▶ ZITIERTER TEXT
Mehr als 40 % der Projekte im Bereich der agentenbasierten Künstlichen Intelligenz (KI) werden laut einem Bericht des Marktforschungsunternehmens Gartner bis Ende 2027 aufgrund steigender Kosten und unklaren geschäftlichen Nutzens eingestellt.
WARUM DAS WICHTIG IST
Technologiekonzerne wie Salesforce und Oracle setzen verstärkt auf KI-Agenten – Systeme, die eigenständig Ziele erreichen und Aktionen ausführen können. Sie investieren Milliarden in diese Technologie in der Hoffnung, Margen zu steigern und Kosten zu optimieren.
Laut Gartner betreiben viele Anbieter sogenanntes „Agent Washing“ – sie vermarkten Produkte wie KI-Assistenten und Chatbots als Agenten, ohne dass diese über nennenswerte agentische Fähigkeiten verfügen. Gartner schätzt, dass von den tausenden Anbietern im Bereich agentenbasierte KI nur etwa 130 wirklich über substanzielle Technologien verfügen.
ZITATE
„Die meisten Agenten-KI-Projekte befinden sich derzeit in einem frühen Experimentierstadium oder sind Proofs of Concept, die hauptsächlich vom Hype getrieben werden und häufig fehlgeleitet sind“, sagte Anushree Verma, Senior Director Analyst bei Gartner.
„Die meisten Angebote im Bereich Agenten-KI bieten keinen signifikanten Mehrwert oder Return on Investment, da die aktuellen Modelle weder über die notwendige Reife noch über die Fähigkeit verfügen, komplexe Unternehmensziele autonom zu erreichen oder über längere Zeit hinweg nuancierte Anweisungen zu befolgen“, so Verma weiter.
ZAHLEN & FAKTEN
Gartner prognostiziert, dass bis 2028 mindestens 15 % der täglichen Arbeitsentscheidungen autonom durch agentenbasierte KI getroffen werden – ein Anstieg von 0 % im Jahr 2024.
Darüber hinaus werden laut Gartner bis 2028 rund 33 % aller Unternehmenssoftware-Anwendungen agentenbasierte KI beinhalten, verglichen mit weniger als 1 % im Jahr 2024.

▶ DATENAUSZUG
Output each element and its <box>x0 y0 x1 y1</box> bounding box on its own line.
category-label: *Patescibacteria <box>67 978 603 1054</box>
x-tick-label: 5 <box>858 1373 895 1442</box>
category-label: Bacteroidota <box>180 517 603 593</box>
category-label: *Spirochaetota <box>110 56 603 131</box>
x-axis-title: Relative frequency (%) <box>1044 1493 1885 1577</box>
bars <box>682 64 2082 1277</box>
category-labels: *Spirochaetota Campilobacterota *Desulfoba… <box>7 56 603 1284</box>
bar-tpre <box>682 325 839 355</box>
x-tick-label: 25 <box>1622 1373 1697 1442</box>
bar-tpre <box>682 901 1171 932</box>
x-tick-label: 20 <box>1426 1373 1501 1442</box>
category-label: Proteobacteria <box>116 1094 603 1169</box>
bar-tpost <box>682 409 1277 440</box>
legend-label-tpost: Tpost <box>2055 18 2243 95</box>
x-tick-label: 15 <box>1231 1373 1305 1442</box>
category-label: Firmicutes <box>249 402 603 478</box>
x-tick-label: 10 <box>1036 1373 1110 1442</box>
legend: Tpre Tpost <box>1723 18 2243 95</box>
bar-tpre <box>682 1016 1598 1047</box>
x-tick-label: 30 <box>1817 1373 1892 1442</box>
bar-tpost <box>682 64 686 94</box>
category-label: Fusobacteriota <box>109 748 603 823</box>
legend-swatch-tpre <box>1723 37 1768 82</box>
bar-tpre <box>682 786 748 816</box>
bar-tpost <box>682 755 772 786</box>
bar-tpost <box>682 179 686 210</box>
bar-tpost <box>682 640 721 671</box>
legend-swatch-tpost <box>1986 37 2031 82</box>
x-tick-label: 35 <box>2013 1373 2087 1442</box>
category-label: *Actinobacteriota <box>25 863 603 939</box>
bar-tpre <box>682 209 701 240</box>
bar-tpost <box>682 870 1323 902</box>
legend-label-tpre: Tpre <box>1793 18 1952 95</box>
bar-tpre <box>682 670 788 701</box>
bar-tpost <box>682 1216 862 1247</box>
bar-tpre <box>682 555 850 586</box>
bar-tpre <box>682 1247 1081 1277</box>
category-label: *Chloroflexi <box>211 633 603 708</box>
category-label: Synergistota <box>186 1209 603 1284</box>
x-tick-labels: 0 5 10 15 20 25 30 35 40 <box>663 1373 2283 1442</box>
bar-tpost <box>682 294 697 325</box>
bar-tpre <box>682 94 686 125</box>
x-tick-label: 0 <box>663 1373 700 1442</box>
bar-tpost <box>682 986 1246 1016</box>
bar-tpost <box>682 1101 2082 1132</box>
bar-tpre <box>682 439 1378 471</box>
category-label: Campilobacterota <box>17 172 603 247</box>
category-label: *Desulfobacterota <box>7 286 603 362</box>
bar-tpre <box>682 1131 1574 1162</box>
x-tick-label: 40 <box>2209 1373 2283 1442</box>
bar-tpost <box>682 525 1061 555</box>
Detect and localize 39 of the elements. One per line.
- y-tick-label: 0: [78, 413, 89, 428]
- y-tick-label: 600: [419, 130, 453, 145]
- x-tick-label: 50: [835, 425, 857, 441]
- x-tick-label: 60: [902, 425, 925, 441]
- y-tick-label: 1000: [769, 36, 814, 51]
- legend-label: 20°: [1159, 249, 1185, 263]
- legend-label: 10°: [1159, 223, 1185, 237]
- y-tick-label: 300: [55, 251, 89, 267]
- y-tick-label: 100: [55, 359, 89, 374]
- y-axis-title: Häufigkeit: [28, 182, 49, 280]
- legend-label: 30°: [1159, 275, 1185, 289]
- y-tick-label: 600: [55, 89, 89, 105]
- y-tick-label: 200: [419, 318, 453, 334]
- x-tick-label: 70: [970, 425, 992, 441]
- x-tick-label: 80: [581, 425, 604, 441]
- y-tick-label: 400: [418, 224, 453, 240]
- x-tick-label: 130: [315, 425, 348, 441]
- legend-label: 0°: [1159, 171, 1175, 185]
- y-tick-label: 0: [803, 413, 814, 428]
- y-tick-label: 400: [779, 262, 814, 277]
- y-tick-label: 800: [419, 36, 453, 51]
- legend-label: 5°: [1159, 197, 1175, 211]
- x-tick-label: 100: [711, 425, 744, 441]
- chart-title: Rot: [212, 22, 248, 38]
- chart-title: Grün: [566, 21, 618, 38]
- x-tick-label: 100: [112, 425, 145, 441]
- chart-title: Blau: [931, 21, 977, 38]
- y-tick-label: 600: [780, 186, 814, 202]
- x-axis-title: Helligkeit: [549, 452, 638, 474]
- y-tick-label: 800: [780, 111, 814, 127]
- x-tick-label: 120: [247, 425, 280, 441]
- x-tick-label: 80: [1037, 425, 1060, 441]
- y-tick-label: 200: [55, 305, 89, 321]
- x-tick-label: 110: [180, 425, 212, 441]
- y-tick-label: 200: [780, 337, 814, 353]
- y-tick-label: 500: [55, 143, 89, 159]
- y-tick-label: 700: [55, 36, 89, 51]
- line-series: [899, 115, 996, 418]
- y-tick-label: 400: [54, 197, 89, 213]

▶ AUFGABEN
(1) Zähle alle Unternehmen auf, die im Text über agentenbasierte KI genannt werden.
(2) Wie viele Anbieter verfügen laut Gartner wirklich über substanzielle Technologien im Bereich agentenbasierte KI? Beantworte die Frage anhand des Texts.
Maßgeblich ist allein der Text.

▶ ANTWORTEN
(1) Gartner, Salesforce, Oracle

(2) Etwa 130 Anbieter.